Tally every line of the material that includes "Biblioteki", then give the tally and nothing else.

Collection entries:
────────────────
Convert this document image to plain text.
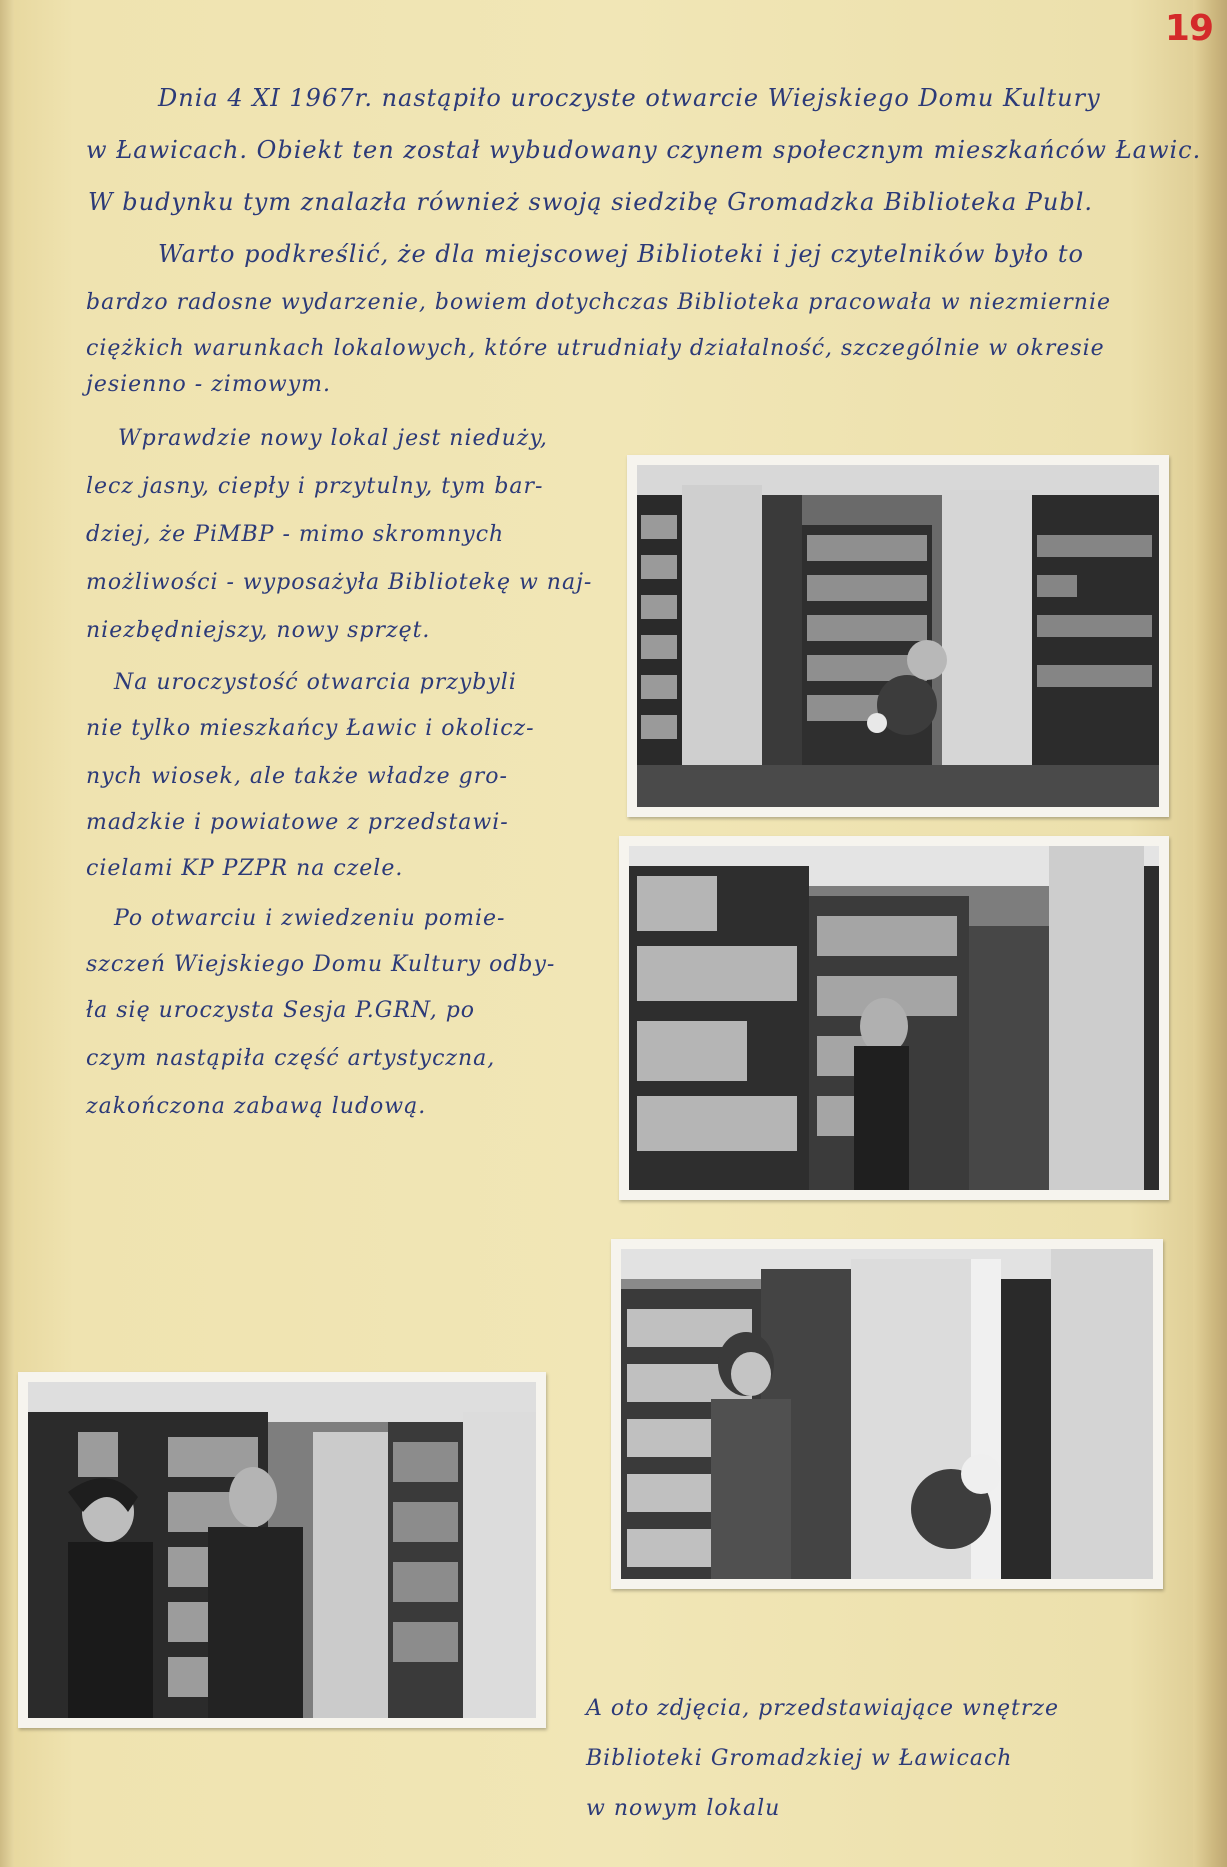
19
Dnia 4 XI 1967r. nastąpiło uroczyste otwarcie Wiejskiego Domu Kultury
w Ławicach. Obiekt ten został wybudowany czynem społecznym mieszkańców Ławic.
W budynku tym znalazła również swoją siedzibę Gromadzka Biblioteka Publ.
Warto podkreślić, że dla miejscowej Biblioteki i jej czytelników było to
bardzo radosne wydarzenie, bowiem dotychczas Biblioteka pracowała w niezmiernie
ciężkich warunkach lokalowych, które utrudniały działalność, szczególnie w okresie
jesienno - zimowym.
Wprawdzie nowy lokal jest nieduży,
lecz jasny, ciepły i przytulny, tym bar-
dziej, że PiMBP - mimo skromnych
możliwości - wyposażyła Bibliotekę w naj-
niezbędniejszy, nowy sprzęt.
Na uroczystość otwarcia przybyli
nie tylko mieszkańcy Ławic i okolicz-
nych wiosek, ale także władze gro-
madzkie i powiatowe z przedstawi-
cielami KP PZPR na czele.
Po otwarciu i zwiedzeniu pomie-
szczeń Wiejskiego Domu Kultury odby-
ła się uroczysta Sesja P.GRN, po
czym nastąpiła część artystyczna,
zakończona zabawą ludową.
A oto zdjęcia, przedstawiające wnętrze
Biblioteki Gromadzkiej w Ławicach
w nowym lokalu
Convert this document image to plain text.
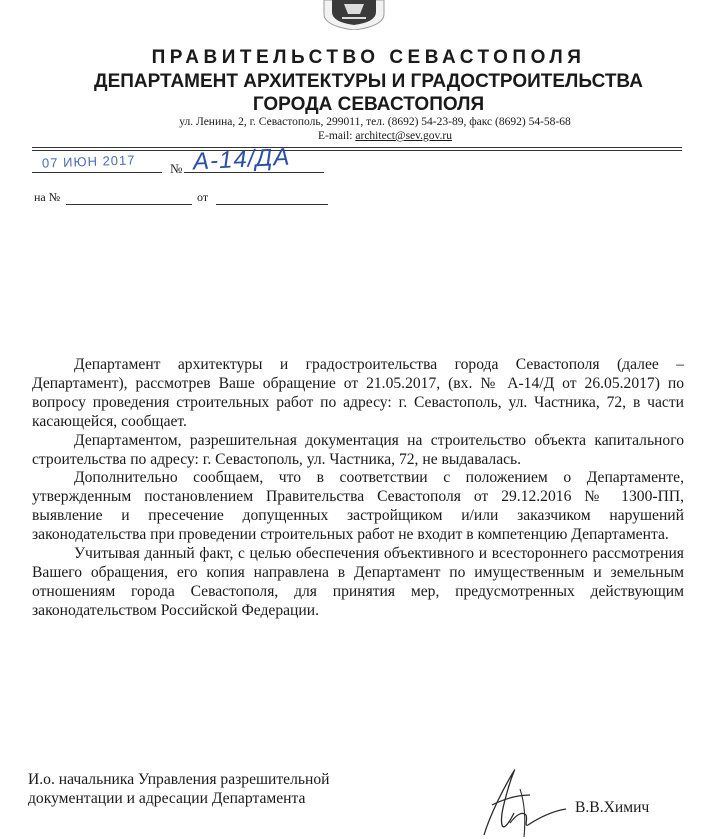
ПРАВИТЕЛЬСТВО СЕВАСТОПОЛЯ
ДЕПАРТАМЕНТ АРХИТЕКТУРЫ И ГРАДОСТРОИТЕЛЬСТВА
ГОРОДА СЕВАСТОПОЛЯ
ул. Ленина, 2, г. Севастополь, 299011, тел. (8692) 54-23-89, факс (8692) 54-58-68
E-mail: architect@sev.gov.ru
07 ИЮН 2017	№ А-14/ДА
на №	от

Департамент архитектуры и градостроительства города Севастополя (далее – Департамент), рассмотрев Ваше обращение от 21.05.2017, (вх. № А-14/Д от 26.05.2017) по вопросу проведения строительных работ по адресу: г. Севастополь, ул. Частника, 72, в части касающейся, сообщает.

Департаментом, разрешительная документация на строительство объекта капитального строительства по адресу: г. Севастополь, ул. Частника, 72, не выдавалась.

Дополнительно сообщаем, что в соответствии с положением о Департаменте, утвержденным постановлением Правительства Севастополя от 29.12.2016 № 1300-ПП, выявление и пресечение допущенных застройщиком и/или заказчиком нарушений законодательства при проведении строительных работ не входит в компетенцию Департамента.

Учитывая данный факт, с целью обеспечения объективного и всестороннего рассмотрения Вашего обращения, его копия направлена в Департамент по имущественным и земельным отношениям города Севастополя, для принятия мер, предусмотренных действующим законодательством Российской Федерации.

И.о. начальника Управления разрешительной
документации и адресации Департамента
В.В.Химич
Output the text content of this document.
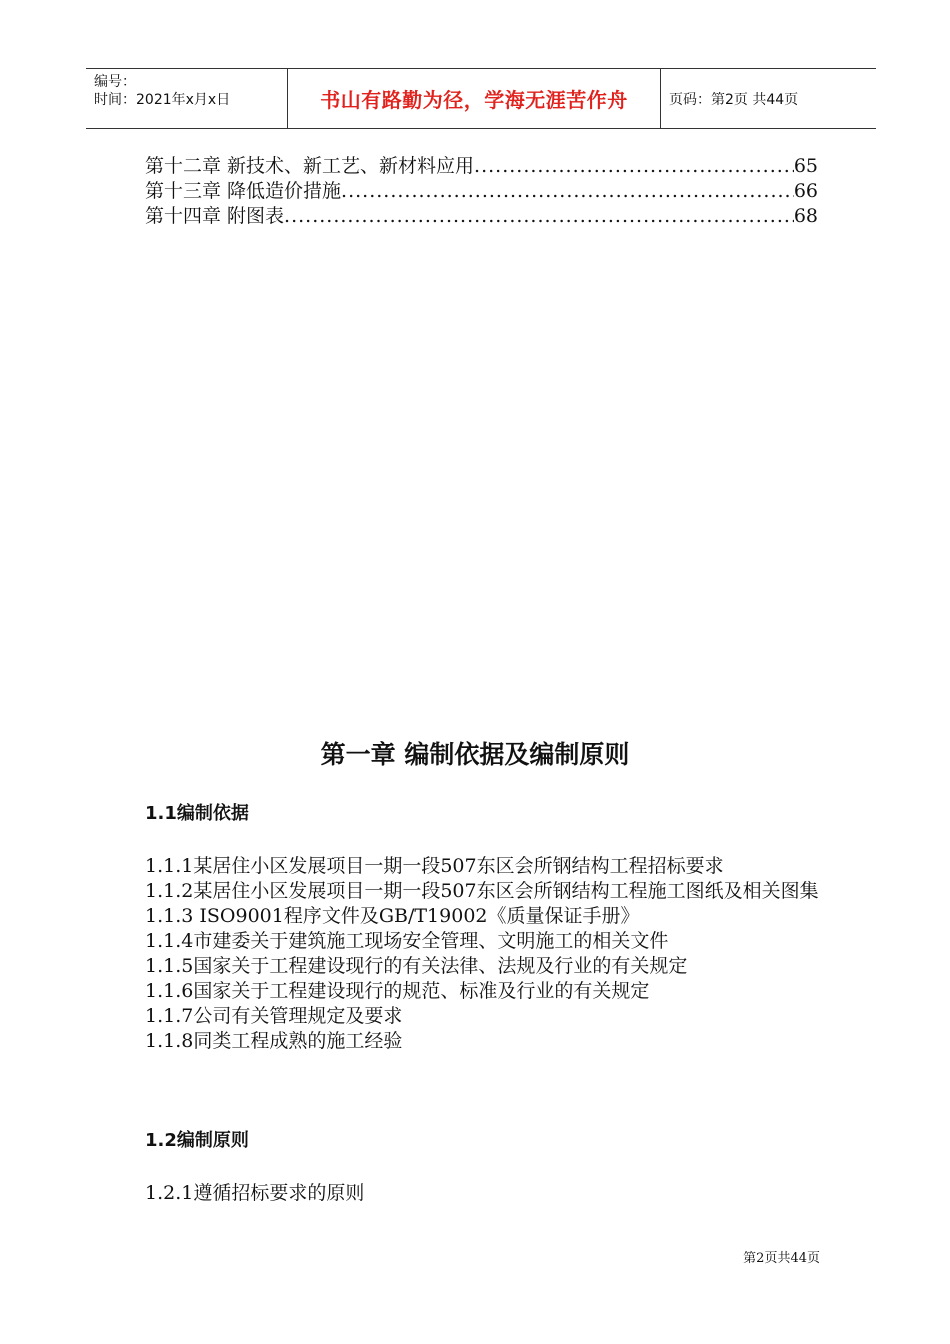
编号：
时间：2021年x月x日	书山有路勤为径，学海无涯苦作舟	页码：第2页 共44页
第十二章 新技术、新工艺、新材料应用 .....	65
第十三章 降低造价措施 .....	66
第十四章 附图表 .....	68
第一章 编制依据及编制原则
1.1编制依据

1.1.1某居住小区发展项目一期一段507东区会所钢结构工程招标要求

1.1.2某居住小区发展项目一期一段507东区会所钢结构工程施工图纸及相关图集

1.1.3 ISO9001程序文件及GB/T19002《质量保证手册》

1.1.4市建委关于建筑施工现场安全管理、文明施工的相关文件

1.1.5国家关于工程建设现行的有关法律、法规及行业的有关规定

1.1.6国家关于工程建设现行的规范、标准及行业的有关规定

1.1.7公司有关管理规定及要求

1.1.8同类工程成熟的施工经验

1.2编制原则

1.2.1遵循招标要求的原则

第2页共44页
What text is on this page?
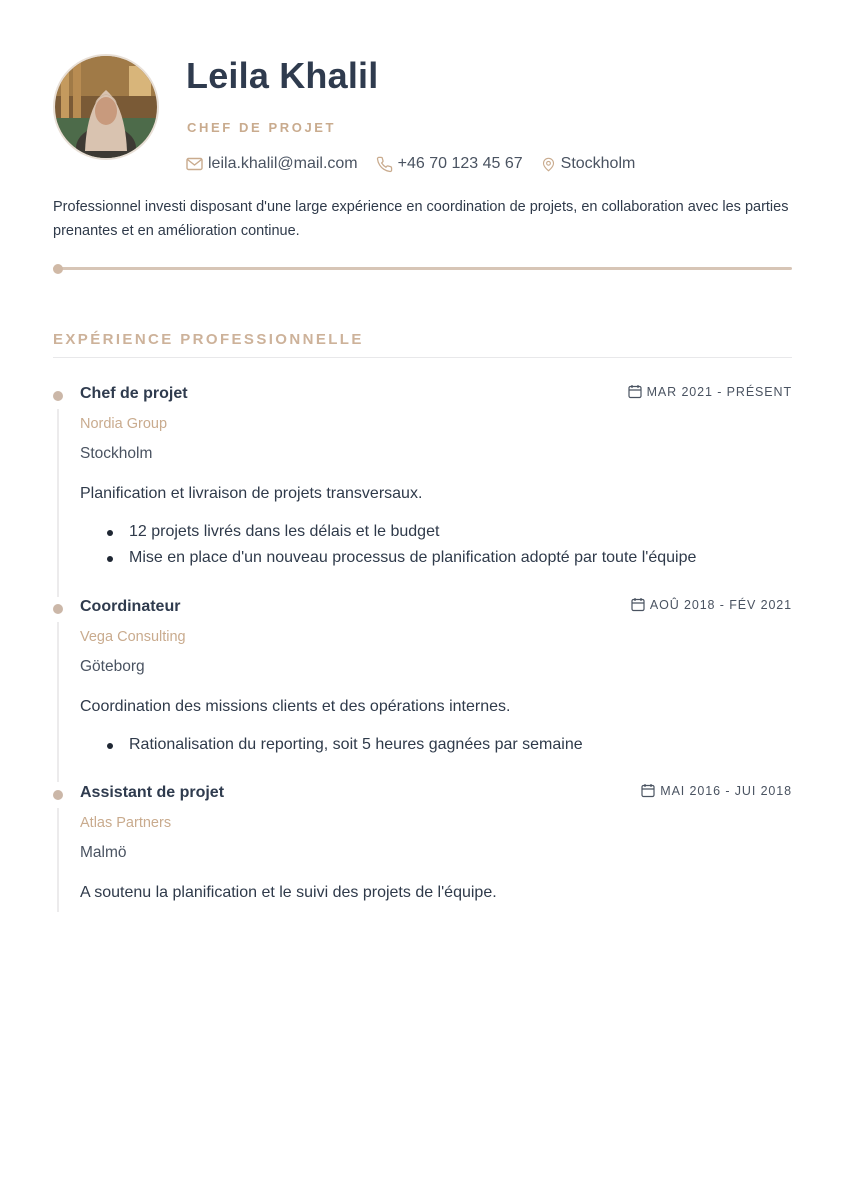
Leila Khalil
CHEF DE PROJET
leila.khalil@mail.com	+46 70 123 45 67 Stockholm

Professionnel investi disposant d'une large expérience en coordination de projets, en collaboration avec les parties prenantes et en amélioration continue.

EXPÉRIENCE PROFESSIONNELLE
Chef de projet	MAR 2021 - PRÉSENT
Nordia Group
Stockholm
Planification et livraison de projets transversaux.
12 projets livrés dans les délais et le budget
Mise en place d'un nouveau processus de planification adopté par toute l'équipe
Coordinateur	AOÛ 2018 - FÉV 2021
Vega Consulting
Göteborg
Coordination des missions clients et des opérations internes.
Rationalisation du reporting, soit 5 heures gagnées par semaine
Assistant de projet	MAI 2016 - JUI 2018
Atlas Partners
Malmö
A soutenu la planification et le suivi des projets de l'équipe.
────────────────
■ RESULT OF THIS EXERCISE: 2